• [Work to complete] Reproduce all records verbatim.

• [Data records]
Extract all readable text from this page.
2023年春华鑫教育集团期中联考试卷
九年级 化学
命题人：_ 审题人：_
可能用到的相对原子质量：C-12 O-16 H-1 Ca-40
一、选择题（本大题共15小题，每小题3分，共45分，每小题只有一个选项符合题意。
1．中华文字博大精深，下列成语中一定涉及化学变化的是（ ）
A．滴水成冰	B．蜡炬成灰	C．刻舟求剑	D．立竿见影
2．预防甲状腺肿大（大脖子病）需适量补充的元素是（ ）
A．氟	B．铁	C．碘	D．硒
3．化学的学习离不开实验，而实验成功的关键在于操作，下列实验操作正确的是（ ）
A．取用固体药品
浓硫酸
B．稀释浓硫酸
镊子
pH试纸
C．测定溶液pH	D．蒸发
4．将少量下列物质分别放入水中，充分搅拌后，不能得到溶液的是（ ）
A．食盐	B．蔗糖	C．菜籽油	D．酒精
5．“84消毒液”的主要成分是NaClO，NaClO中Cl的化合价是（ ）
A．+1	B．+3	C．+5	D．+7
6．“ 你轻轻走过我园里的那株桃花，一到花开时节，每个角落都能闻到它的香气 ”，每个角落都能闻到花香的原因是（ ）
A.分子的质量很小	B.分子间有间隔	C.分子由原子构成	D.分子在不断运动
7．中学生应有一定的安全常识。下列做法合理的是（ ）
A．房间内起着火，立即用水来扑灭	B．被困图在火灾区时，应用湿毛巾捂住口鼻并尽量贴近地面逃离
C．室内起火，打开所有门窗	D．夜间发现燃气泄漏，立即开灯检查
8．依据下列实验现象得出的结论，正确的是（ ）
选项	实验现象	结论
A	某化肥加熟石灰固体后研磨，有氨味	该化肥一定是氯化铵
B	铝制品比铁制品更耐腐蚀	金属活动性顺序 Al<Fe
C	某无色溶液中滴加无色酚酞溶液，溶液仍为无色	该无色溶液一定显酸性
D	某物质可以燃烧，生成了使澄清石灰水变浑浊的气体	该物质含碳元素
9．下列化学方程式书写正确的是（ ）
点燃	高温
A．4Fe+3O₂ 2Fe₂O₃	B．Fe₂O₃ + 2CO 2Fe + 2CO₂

• [Completed task]
Extract all readable text from this page.
2023年春华鑫教育集团期中联考试卷
九年级 化学
命题人：_ 审题人：_
可能用到的相对原子质量：C-12 O-16 H-1 Ca-40
一、选择题（本大题共15小题，每小题3分，共45分，每小题只有一个选项符合题意。
1．中华文字博大精深，下列成语中一定涉及化学变化的是（ ）
A．滴水成冰	B．蜡炬成灰	C．刻舟求剑	D．立竿见影
2．预防甲状腺肿大（大脖子病）需适量补充的元素是（ ）
A．氟	B．铁	C．碘	D．硒
3．化学的学习离不开实验，而实验成功的关键在于操作，下列实验操作正确的是（ ）
A．取用固体药品
浓硫酸
B．稀释浓硫酸
镊子
pH试纸
C．测定溶液pH	D．蒸发
4．将少量下列物质分别放入水中，充分搅拌后，不能得到溶液的是（ ）
A．食盐	B．蔗糖	C．菜籽油	D．酒精
5．“84消毒液”的主要成分是NaClO，NaClO中Cl的化合价是（ ）
A．+1	B．+3	C．+5	D．+7
6．“ 你轻轻走过我园里的那株桃花，一到花开时节，每个角落都能闻到它的香气 ”，每个角落都能闻到花香的原因是（ ）
A.分子的质量很小	B.分子间有间隔	C.分子由原子构成	D.分子在不断运动
7．中学生应有一定的安全常识。下列做法合理的是（ ）
A．房间内起着火，立即用水来扑灭	B．被困图在火灾区时，应用湿毛巾捂住口鼻并尽量贴近地面逃离
C．室内起火，打开所有门窗	D．夜间发现燃气泄漏，立即开灯检查
8．依据下列实验现象得出的结论，正确的是（ ）
选项	实验现象	结论
A	某化肥加熟石灰固体后研磨，有氨味	该化肥一定是氯化铵
B	铝制品比铁制品更耐腐蚀	金属活动性顺序 Al<Fe
C	某无色溶液中滴加无色酚酞溶液，溶液仍为无色	该无色溶液一定显酸性
D	某物质可以燃烧，生成了使澄清石灰水变浑浊的气体	该物质含碳元素
9．下列化学方程式书写正确的是（ ）
点燃	高温
A．4Fe+3O₂ 2Fe₂O₃	B．Fe₂O₃ + 2CO 2Fe + 2CO₂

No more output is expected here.